## start LISTED RECORDS
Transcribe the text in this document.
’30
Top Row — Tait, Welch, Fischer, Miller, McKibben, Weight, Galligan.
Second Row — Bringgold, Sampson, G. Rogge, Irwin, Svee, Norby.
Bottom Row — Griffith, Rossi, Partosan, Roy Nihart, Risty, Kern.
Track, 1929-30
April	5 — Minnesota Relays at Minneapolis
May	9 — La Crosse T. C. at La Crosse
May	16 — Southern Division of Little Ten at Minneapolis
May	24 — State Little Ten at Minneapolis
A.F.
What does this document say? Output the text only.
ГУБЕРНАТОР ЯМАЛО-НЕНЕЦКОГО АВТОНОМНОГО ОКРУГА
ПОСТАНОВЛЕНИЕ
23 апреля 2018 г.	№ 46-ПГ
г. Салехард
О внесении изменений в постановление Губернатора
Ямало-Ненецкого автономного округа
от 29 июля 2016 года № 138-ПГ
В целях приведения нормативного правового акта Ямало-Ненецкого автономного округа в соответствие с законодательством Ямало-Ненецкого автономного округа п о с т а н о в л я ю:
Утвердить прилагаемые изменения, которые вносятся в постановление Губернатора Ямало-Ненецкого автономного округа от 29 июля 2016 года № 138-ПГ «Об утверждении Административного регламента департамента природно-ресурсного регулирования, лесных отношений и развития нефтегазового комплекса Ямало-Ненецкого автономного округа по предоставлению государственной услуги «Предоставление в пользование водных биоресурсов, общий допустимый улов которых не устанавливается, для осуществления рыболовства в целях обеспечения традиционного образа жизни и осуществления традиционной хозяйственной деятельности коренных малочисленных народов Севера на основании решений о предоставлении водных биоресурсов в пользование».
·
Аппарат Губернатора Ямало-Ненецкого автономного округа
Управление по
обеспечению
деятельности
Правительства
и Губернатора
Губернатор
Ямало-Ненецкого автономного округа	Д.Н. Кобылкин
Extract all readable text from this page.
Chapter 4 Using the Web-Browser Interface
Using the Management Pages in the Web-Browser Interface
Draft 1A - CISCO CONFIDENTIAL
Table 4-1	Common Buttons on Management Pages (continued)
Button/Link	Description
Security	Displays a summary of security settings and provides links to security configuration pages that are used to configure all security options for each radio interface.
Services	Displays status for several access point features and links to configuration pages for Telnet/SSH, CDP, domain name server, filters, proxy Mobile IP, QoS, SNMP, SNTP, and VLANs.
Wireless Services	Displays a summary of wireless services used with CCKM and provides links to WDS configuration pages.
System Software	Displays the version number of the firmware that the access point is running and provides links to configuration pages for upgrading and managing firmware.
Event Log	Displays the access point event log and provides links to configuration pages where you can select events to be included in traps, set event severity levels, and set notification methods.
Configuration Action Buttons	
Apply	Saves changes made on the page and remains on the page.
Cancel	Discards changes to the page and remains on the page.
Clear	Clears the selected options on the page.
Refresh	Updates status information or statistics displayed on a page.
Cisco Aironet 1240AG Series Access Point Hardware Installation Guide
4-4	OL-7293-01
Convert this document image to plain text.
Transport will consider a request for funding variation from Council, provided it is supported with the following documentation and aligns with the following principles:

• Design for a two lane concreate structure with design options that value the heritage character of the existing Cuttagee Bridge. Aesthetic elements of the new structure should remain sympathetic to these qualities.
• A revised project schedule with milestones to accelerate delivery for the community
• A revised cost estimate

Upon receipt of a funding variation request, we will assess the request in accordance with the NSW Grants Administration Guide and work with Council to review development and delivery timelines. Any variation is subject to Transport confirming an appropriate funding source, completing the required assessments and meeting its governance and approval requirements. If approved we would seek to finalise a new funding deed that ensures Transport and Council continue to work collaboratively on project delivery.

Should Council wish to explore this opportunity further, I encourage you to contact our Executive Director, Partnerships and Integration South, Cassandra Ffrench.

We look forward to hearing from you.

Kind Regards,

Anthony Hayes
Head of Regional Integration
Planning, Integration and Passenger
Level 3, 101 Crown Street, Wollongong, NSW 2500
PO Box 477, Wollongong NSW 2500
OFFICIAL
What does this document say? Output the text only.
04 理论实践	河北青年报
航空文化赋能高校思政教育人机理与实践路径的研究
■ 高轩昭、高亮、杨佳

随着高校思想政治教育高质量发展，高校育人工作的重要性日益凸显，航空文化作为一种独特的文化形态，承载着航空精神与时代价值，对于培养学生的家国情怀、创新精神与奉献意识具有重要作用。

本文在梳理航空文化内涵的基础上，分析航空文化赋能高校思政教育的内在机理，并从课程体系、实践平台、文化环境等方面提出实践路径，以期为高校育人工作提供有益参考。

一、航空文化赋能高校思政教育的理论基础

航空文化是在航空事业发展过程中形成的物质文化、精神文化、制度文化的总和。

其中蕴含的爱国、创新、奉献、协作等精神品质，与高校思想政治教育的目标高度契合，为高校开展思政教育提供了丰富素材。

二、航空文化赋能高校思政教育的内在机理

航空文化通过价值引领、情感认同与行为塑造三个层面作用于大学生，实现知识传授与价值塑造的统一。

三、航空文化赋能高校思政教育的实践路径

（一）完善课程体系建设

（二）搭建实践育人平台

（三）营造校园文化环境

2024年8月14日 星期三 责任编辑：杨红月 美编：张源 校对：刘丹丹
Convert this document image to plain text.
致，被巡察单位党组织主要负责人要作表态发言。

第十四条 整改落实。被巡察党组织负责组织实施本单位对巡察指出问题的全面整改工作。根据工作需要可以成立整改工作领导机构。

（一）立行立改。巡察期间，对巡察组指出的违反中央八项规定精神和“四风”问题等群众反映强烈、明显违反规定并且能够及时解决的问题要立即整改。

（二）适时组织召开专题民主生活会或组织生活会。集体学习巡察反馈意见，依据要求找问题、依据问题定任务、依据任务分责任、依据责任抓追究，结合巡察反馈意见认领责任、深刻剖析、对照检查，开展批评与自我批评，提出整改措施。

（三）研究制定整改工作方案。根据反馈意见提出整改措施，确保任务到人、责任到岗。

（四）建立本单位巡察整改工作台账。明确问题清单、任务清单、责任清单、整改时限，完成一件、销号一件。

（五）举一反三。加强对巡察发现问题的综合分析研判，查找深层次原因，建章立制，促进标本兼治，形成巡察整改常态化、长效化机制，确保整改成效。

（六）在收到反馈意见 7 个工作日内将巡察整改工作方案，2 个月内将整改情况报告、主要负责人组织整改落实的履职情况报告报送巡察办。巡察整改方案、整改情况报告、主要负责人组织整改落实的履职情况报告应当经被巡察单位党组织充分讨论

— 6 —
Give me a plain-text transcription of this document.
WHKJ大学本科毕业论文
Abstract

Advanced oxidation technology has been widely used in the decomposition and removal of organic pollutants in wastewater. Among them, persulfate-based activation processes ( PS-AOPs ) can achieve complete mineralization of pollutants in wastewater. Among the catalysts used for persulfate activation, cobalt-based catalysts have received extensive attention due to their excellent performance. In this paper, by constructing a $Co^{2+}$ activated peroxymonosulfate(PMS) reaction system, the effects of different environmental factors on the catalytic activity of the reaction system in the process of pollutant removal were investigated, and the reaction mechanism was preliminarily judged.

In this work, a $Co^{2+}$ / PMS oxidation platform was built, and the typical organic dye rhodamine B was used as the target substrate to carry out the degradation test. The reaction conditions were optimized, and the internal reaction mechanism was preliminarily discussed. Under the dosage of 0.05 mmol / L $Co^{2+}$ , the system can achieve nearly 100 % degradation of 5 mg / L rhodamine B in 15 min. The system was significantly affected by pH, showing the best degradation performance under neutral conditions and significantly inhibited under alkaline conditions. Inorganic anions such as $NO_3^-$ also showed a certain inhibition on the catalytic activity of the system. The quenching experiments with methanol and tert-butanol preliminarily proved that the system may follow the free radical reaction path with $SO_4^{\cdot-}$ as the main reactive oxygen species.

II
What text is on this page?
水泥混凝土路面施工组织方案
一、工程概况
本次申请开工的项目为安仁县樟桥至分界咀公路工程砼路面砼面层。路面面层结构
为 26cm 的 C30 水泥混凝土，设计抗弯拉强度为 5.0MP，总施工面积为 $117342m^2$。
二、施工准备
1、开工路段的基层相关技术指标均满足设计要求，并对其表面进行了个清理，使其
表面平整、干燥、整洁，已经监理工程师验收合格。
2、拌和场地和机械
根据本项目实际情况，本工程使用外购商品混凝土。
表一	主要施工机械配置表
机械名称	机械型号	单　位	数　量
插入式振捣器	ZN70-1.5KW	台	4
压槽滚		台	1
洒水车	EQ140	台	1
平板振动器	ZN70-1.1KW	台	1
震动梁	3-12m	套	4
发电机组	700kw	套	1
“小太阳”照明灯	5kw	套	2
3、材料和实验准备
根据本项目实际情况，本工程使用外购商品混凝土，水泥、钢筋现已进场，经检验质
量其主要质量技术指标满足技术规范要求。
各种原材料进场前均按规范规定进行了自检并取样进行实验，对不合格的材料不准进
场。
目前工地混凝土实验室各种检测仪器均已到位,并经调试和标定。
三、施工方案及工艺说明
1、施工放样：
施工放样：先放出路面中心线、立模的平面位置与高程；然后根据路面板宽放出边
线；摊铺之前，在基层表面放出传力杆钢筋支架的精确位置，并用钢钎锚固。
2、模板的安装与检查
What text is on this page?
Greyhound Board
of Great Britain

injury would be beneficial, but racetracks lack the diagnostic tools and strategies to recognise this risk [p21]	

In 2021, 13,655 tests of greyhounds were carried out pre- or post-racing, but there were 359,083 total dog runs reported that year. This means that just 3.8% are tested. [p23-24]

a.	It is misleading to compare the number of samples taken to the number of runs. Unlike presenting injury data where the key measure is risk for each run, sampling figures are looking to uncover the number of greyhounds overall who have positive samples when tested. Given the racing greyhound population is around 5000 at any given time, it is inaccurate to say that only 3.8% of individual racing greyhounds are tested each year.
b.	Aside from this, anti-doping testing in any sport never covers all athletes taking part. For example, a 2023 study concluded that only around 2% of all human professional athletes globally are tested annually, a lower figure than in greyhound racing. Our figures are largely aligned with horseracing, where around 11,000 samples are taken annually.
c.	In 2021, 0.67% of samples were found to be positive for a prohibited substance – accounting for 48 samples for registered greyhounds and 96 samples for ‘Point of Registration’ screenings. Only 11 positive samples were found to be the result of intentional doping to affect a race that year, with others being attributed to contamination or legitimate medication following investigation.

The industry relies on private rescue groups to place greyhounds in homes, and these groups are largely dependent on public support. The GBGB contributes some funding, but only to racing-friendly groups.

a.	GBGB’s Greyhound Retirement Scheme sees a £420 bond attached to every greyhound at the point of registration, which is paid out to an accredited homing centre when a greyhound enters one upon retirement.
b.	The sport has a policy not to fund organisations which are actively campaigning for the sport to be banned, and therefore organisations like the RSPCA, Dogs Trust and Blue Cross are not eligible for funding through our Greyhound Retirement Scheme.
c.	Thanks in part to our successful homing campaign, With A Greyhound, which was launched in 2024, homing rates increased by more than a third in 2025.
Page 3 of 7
## end LISTED RECORDS
WORK TO COMPLETE -> Which lines include "Minneapolis"? Copy each of them out.

CORRECT ANSWER ->
April	5 — Minnesota Relays at Minneapolis
May	16 — Southern Division of Little Ten at Minneapolis
May	24 — State Little Ten at Minneapolis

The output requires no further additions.